Data for this task:
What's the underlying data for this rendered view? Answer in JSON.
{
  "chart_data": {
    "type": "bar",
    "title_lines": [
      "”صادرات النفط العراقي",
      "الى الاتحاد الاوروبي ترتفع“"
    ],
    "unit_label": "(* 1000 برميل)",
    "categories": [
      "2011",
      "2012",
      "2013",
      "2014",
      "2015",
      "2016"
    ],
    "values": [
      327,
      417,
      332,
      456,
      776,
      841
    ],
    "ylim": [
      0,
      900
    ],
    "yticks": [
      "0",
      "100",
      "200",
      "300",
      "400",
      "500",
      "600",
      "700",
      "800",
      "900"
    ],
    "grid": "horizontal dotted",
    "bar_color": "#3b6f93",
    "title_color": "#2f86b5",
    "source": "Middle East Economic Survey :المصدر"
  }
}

Given task:
Reproduce the material verbatim, line by line.

Correct result:
What's the underlying data for this rendered view? Answer in JSON.
{
  "chart_data": {
    "type": "bar",
    "title_lines": [
      "”صادرات النفط العراقي",
      "الى الاتحاد الاوروبي ترتفع“"
    ],
    "unit_label": "(* 1000 برميل)",
    "categories": [
      "2011",
      "2012",
      "2013",
      "2014",
      "2015",
      "2016"
    ],
    "values": [
      327,
      417,
      332,
      456,
      776,
      841
    ],
    "ylim": [
      0,
      900
    ],
    "yticks": [
      "0",
      "100",
      "200",
      "300",
      "400",
      "500",
      "600",
      "700",
      "800",
      "900"
    ],
    "grid": "horizontal dotted",
    "bar_color": "#3b6f93",
    "title_color": "#2f86b5",
    "source": "Middle East Economic Survey :المصدر"
  }
}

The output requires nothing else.